**Assigned task**
All of the data must be written out verbatim, with pictures excluded.

**Given information**
Start of Block

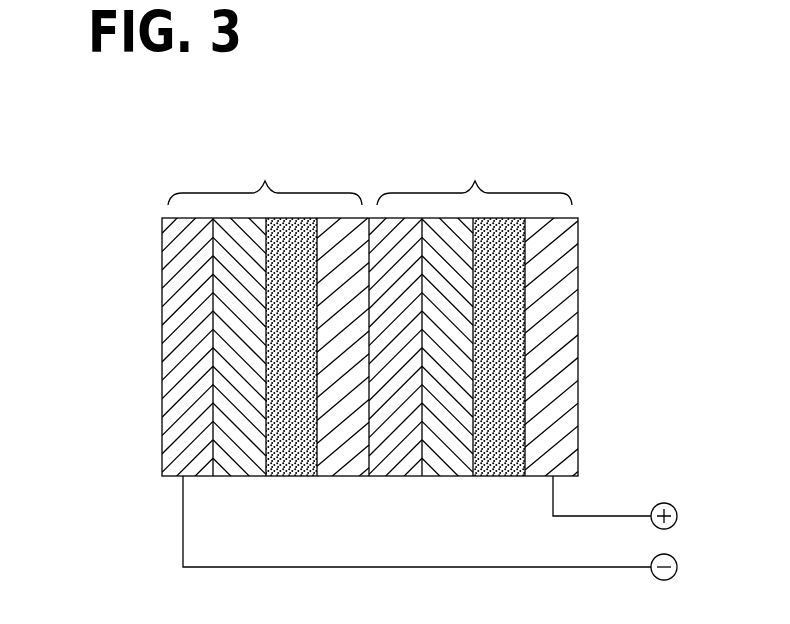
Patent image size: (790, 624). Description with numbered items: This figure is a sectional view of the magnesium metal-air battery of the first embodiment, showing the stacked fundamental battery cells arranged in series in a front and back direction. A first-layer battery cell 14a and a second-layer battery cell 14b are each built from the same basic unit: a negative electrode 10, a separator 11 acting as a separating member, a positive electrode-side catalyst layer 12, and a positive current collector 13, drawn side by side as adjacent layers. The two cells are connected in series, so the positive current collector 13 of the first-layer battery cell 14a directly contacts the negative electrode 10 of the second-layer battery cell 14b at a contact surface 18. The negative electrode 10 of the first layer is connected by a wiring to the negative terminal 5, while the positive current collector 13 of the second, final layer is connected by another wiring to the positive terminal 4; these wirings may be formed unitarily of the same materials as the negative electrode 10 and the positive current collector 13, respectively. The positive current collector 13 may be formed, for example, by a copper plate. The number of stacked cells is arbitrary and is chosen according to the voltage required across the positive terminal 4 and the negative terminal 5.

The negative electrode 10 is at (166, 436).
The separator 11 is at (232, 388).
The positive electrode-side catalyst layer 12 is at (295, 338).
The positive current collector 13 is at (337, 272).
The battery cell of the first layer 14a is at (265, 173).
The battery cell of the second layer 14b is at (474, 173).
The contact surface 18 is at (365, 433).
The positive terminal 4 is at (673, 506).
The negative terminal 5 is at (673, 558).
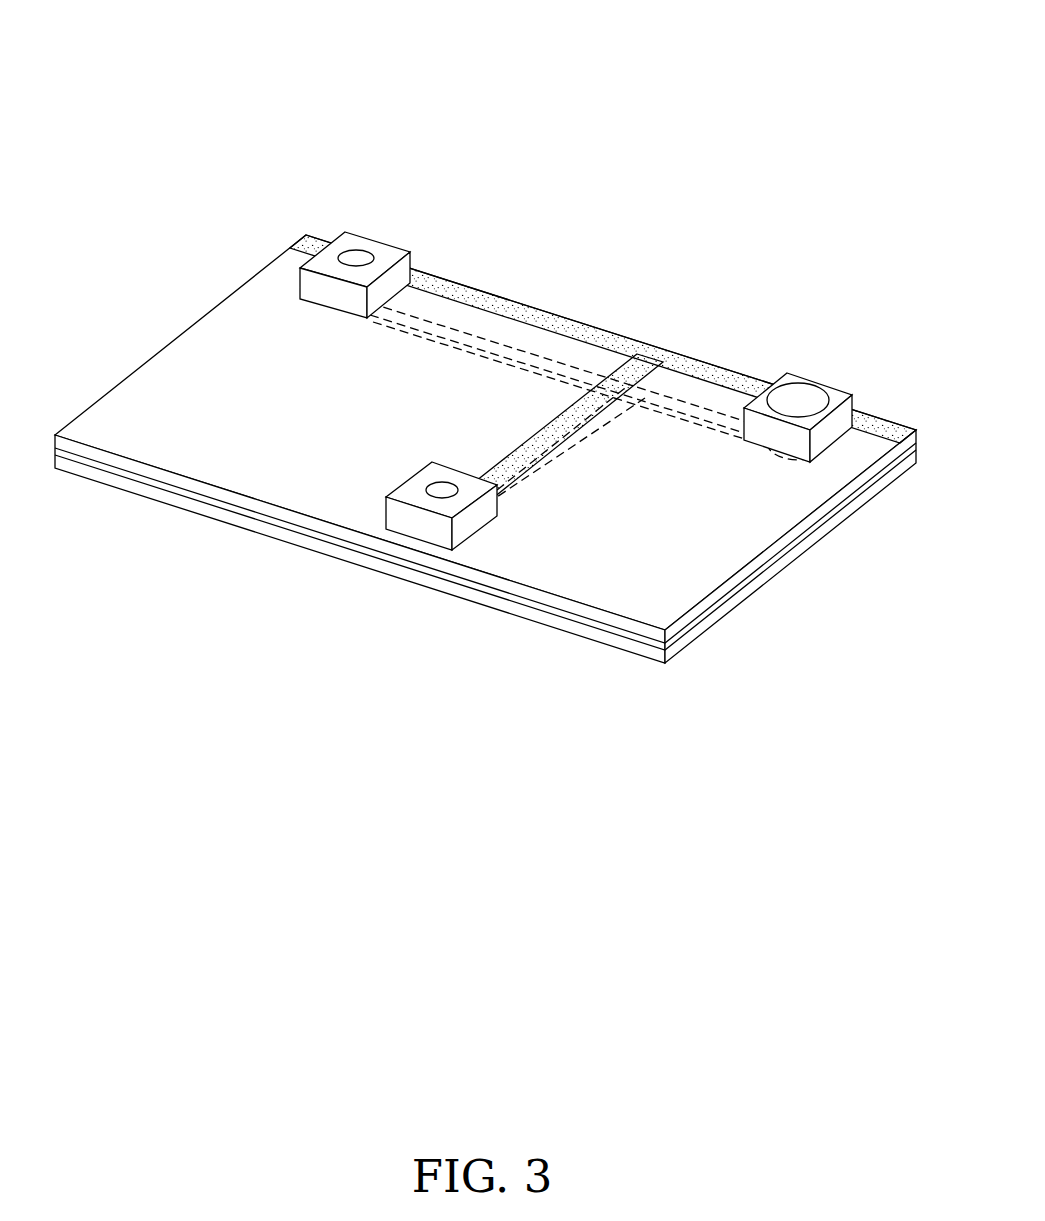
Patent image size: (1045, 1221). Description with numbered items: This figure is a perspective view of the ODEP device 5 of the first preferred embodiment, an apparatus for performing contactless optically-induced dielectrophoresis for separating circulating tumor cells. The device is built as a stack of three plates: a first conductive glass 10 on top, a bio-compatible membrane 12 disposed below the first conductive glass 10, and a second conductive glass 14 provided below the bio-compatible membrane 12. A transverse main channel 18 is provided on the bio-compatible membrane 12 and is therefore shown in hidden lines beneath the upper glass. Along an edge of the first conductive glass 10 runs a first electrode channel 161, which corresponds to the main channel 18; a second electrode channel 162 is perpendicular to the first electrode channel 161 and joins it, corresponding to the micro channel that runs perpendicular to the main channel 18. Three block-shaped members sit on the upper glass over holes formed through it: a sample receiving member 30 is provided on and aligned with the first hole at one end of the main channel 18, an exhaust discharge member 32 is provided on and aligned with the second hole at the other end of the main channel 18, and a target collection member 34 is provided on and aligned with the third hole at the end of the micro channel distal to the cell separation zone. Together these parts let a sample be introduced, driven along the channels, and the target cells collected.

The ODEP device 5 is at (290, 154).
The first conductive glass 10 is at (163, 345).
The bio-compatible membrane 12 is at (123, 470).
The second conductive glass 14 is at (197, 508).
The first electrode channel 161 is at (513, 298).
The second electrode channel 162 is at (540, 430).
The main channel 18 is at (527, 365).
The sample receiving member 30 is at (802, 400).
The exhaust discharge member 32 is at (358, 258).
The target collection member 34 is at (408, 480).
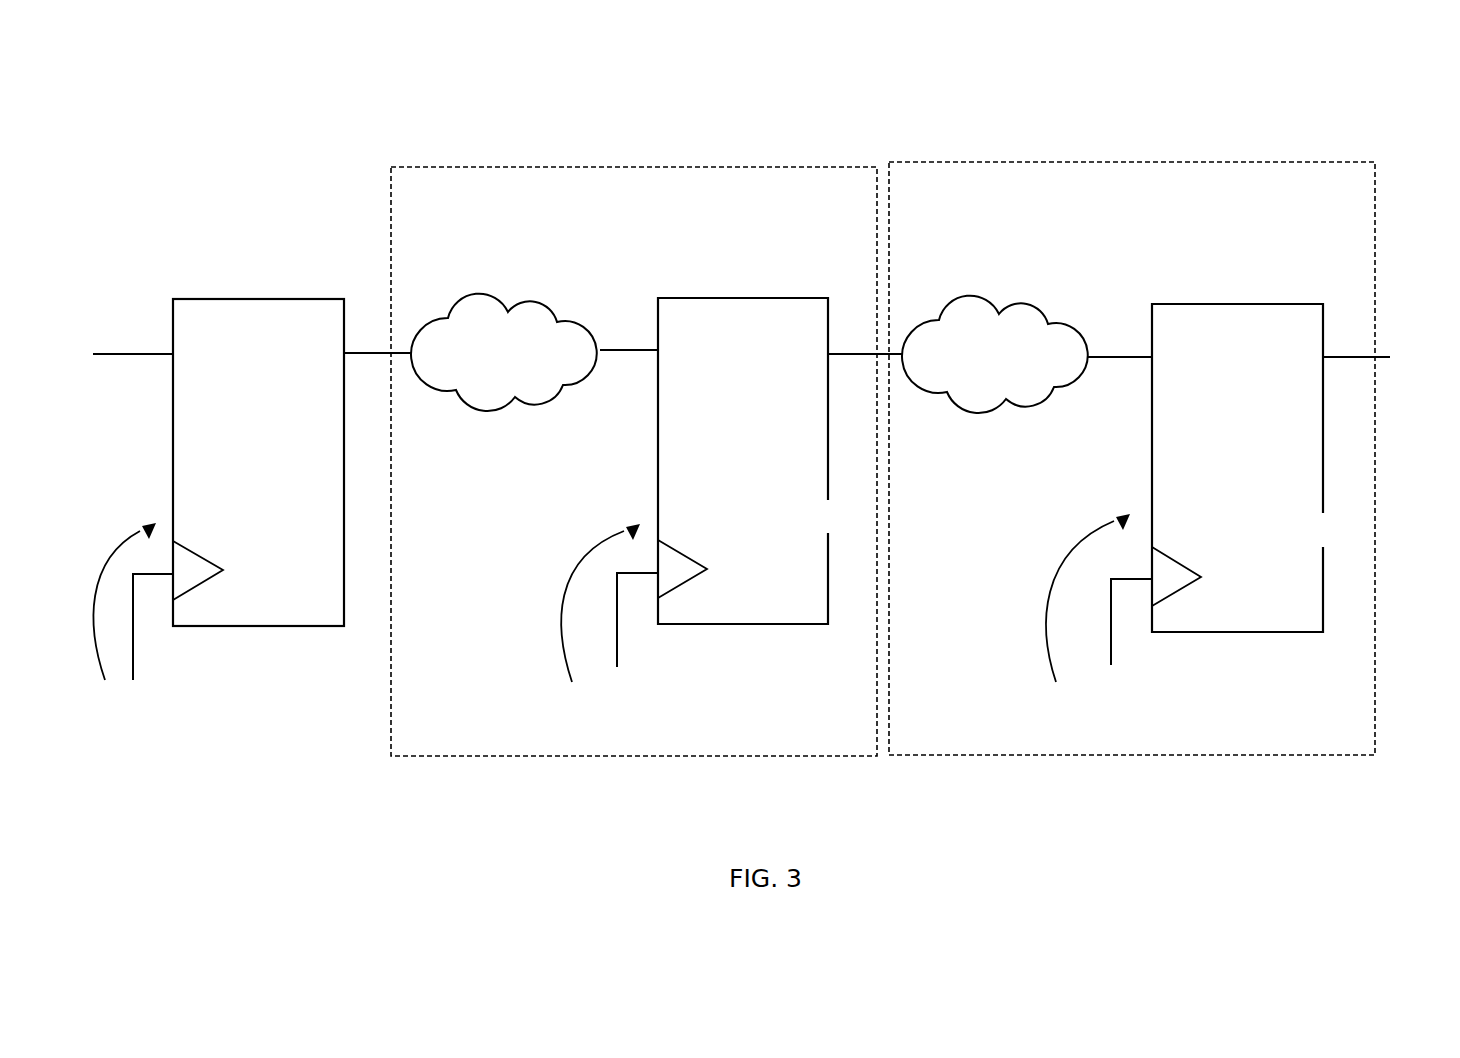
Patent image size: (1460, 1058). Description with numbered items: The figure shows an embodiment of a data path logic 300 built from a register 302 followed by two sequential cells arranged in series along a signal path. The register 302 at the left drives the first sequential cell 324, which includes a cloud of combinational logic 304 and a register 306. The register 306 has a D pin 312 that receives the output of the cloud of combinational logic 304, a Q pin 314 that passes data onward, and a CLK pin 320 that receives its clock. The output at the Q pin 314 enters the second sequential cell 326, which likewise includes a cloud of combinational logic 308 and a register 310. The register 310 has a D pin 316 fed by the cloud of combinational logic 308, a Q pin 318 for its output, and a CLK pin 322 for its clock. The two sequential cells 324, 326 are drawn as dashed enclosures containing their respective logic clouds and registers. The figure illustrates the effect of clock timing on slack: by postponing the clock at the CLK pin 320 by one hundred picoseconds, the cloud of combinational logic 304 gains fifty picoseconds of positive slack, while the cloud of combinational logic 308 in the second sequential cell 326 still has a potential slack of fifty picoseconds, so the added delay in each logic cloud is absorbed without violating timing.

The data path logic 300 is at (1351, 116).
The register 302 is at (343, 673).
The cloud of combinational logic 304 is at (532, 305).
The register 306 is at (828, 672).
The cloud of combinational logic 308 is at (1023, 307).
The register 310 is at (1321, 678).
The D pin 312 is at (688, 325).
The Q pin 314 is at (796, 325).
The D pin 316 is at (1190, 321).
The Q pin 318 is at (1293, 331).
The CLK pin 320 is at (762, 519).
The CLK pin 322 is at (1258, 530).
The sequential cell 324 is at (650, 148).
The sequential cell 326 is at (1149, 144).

End of Block

**Problem solution**
Patent image size: (790, 624). Description with numbered items: This figure is a sectional view of the magnesium metal-air battery of the first embodiment, showing the stacked fundamental battery cells arranged in series in a front and back direction. A first-layer battery cell 14a and a second-layer battery cell 14b are each built from the same basic unit: a negative electrode 10, a separator 11 acting as a separating member, a positive electrode-side catalyst layer 12, and a positive current collector 13, drawn side by side as adjacent layers. The two cells are connected in series, so the positive current collector 13 of the first-layer battery cell 14a directly contacts the negative electrode 10 of the second-layer battery cell 14b at a contact surface 18. The negative electrode 10 of the first layer is connected by a wiring to the negative terminal 5, while the positive current collector 13 of the second, final layer is connected by another wiring to the positive terminal 4; these wirings may be formed unitarily of the same materials as the negative electrode 10 and the positive current collector 13, respectively. The positive current collector 13 may be formed, for example, by a copper plate. The number of stacked cells is arbitrary and is chosen according to the voltage required across the positive terminal 4 and the negative terminal 5.

The negative electrode 10 is at (166, 436).
The separator 11 is at (232, 388).
The positive electrode-side catalyst layer 12 is at (295, 338).
The positive current collector 13 is at (337, 272).
The battery cell of the first layer 14a is at (265, 173).
The battery cell of the second layer 14b is at (474, 173).
The contact surface 18 is at (365, 433).
The positive terminal 4 is at (673, 506).
The negative terminal 5 is at (673, 558).
Patent image size: (1045, 1221). Description with numbered items: This figure is a perspective view of the ODEP device 5 of the first preferred embodiment, an apparatus for performing contactless optically-induced dielectrophoresis for separating circulating tumor cells. The device is built as a stack of three plates: a first conductive glass 10 on top, a bio-compatible membrane 12 disposed below the first conductive glass 10, and a second conductive glass 14 provided below the bio-compatible membrane 12. A transverse main channel 18 is provided on the bio-compatible membrane 12 and is therefore shown in hidden lines beneath the upper glass. Along an edge of the first conductive glass 10 runs a first electrode channel 161, which corresponds to the main channel 18; a second electrode channel 162 is perpendicular to the first electrode channel 161 and joins it, corresponding to the micro channel that runs perpendicular to the main channel 18. Three block-shaped members sit on the upper glass over holes formed through it: a sample receiving member 30 is provided on and aligned with the first hole at one end of the main channel 18, an exhaust discharge member 32 is provided on and aligned with the second hole at the other end of the main channel 18, and a target collection member 34 is provided on and aligned with the third hole at the end of the micro channel distal to the cell separation zone. Together these parts let a sample be introduced, driven along the channels, and the target cells collected.

The ODEP device 5 is at (290, 154).
The first conductive glass 10 is at (163, 345).
The bio-compatible membrane 12 is at (123, 470).
The second conductive glass 14 is at (197, 508).
The first electrode channel 161 is at (513, 298).
The second electrode channel 162 is at (540, 430).
The main channel 18 is at (527, 365).
The sample receiving member 30 is at (802, 400).
The exhaust discharge member 32 is at (358, 258).
The target collection member 34 is at (408, 480).
Patent image size: (1460, 1058). Description with numbered items: The figure shows an embodiment of a data path logic 300 built from a register 302 followed by two sequential cells arranged in series along a signal path. The register 302 at the left drives the first sequential cell 324, which includes a cloud of combinational logic 304 and a register 306. The register 306 has a D pin 312 that receives the output of the cloud of combinational logic 304, a Q pin 314 that passes data onward, and a CLK pin 320 that receives its clock. The output at the Q pin 314 enters the second sequential cell 326, which likewise includes a cloud of combinational logic 308 and a register 310. The register 310 has a D pin 316 fed by the cloud of combinational logic 308, a Q pin 318 for its output, and a CLK pin 322 for its clock. The two sequential cells 324, 326 are drawn as dashed enclosures containing their respective logic clouds and registers. The figure illustrates the effect of clock timing on slack: by postponing the clock at the CLK pin 320 by one hundred picoseconds, the cloud of combinational logic 304 gains fifty picoseconds of positive slack, while the cloud of combinational logic 308 in the second sequential cell 326 still has a potential slack of fifty picoseconds, so the added delay in each logic cloud is absorbed without violating timing.

The data path logic 300 is at (1351, 116).
The register 302 is at (343, 673).
The cloud of combinational logic 304 is at (532, 305).
The register 306 is at (828, 672).
The cloud of combinational logic 308 is at (1023, 307).
The register 310 is at (1321, 678).
The D pin 312 is at (688, 325).
The Q pin 314 is at (796, 325).
The D pin 316 is at (1190, 321).
The Q pin 318 is at (1293, 331).
The CLK pin 320 is at (762, 519).
The CLK pin 322 is at (1258, 530).
The sequential cell 324 is at (650, 148).
The sequential cell 326 is at (1149, 144).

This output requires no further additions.